=== Data excerpts ===

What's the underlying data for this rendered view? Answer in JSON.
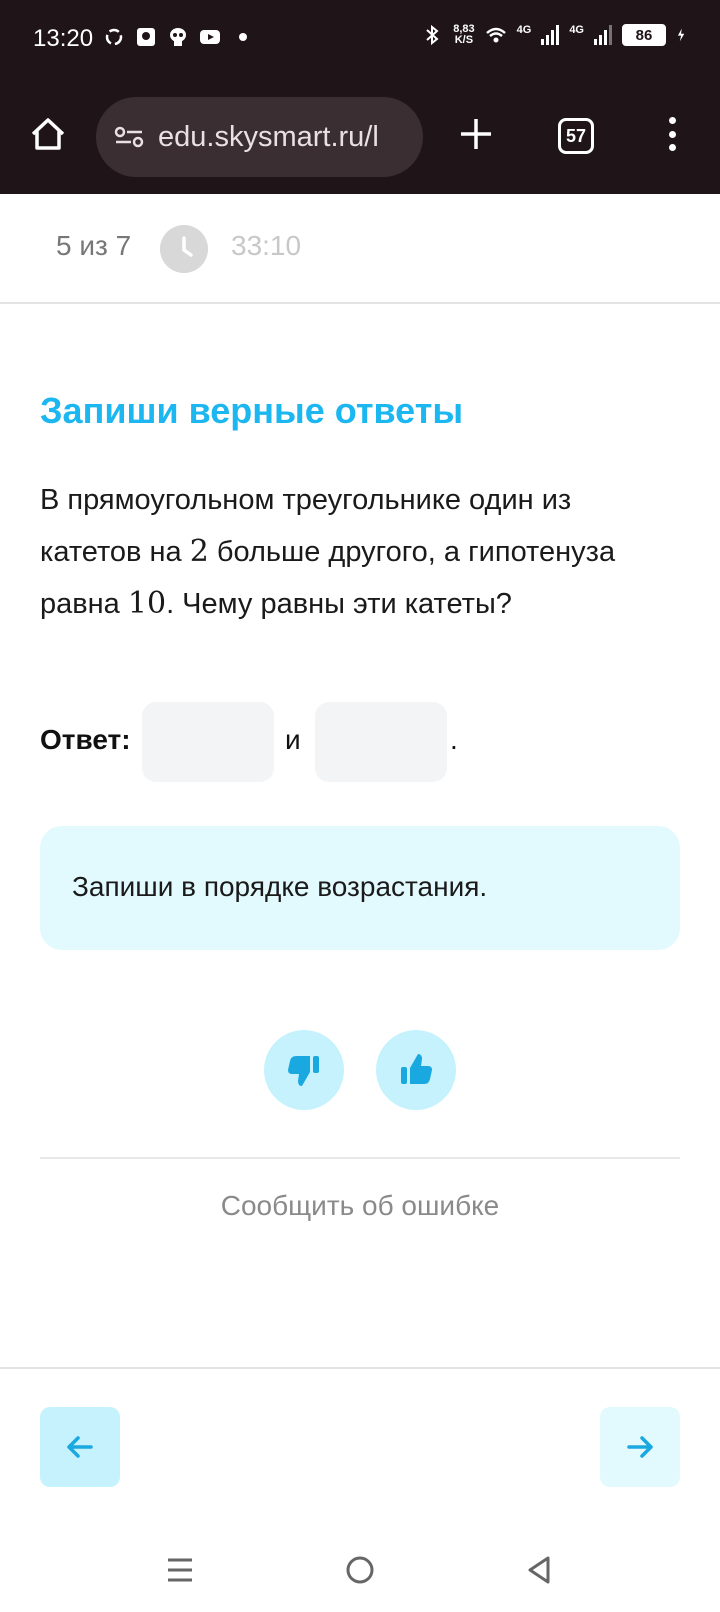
{
  "status_bar": {
    "time": "13:20",
    "speed_value": "8,83",
    "speed_unit": "K/S",
    "network_1": "4G",
    "network_2": "4G",
    "battery": "86"
  },
  "browser": {
    "url": "edu.skysmart.ru/l",
    "tab_count": "57"
  },
  "progress": {
    "count": "5 из 7",
    "timer": "33:10"
  },
  "task": {
    "title": "Запиши верные ответы",
    "text_part1": "В прямоугольном треугольнике один из катетов на ",
    "num1": "2",
    "text_part2": " больше другого, а гипотенуза равна ",
    "num2": "10",
    "text_part3": ". Чему равны эти катеты?"
  },
  "answer": {
    "label": "Ответ:",
    "value_1": "",
    "value_2": "",
    "conjunction": "и",
    "end": "."
  },
  "hint": {
    "text": "Запиши в порядке возрастания."
  },
  "feedback": {
    "report_label": "Сообщить об ошибке"
  },
  "colors": {
    "accent": "#1cb7f0",
    "vote_bg": "#c6f2fd",
    "hint_bg": "#e2f9fe",
    "icon_blue": "#1aa8e0",
    "topbar_bg": "#1f1418"
  }
}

===

Extract the text of all the records above verbatim, excluding pictures.

What's the underlying data for this rendered view? Answer in JSON.
{
  "status_bar": {
    "time": "13:20",
    "speed_value": "8,83",
    "speed_unit": "K/S",
    "network_1": "4G",
    "network_2": "4G",
    "battery": "86"
  },
  "browser": {
    "url": "edu.skysmart.ru/l",
    "tab_count": "57"
  },
  "progress": {
    "count": "5 из 7",
    "timer": "33:10"
  },
  "task": {
    "title": "Запиши верные ответы",
    "text_part1": "В прямоугольном треугольнике один из катетов на ",
    "num1": "2",
    "text_part2": " больше другого, а гипотенуза равна ",
    "num2": "10",
    "text_part3": ". Чему равны эти катеты?"
  },
  "answer": {
    "label": "Ответ:",
    "value_1": "",
    "value_2": "",
    "conjunction": "и",
    "end": "."
  },
  "hint": {
    "text": "Запиши в порядке возрастания."
  },
  "feedback": {
    "report_label": "Сообщить об ошибке"
  },
  "colors": {
    "accent": "#1cb7f0",
    "vote_bg": "#c6f2fd",
    "hint_bg": "#e2f9fe",
    "icon_blue": "#1aa8e0",
    "topbar_bg": "#1f1418"
  }
}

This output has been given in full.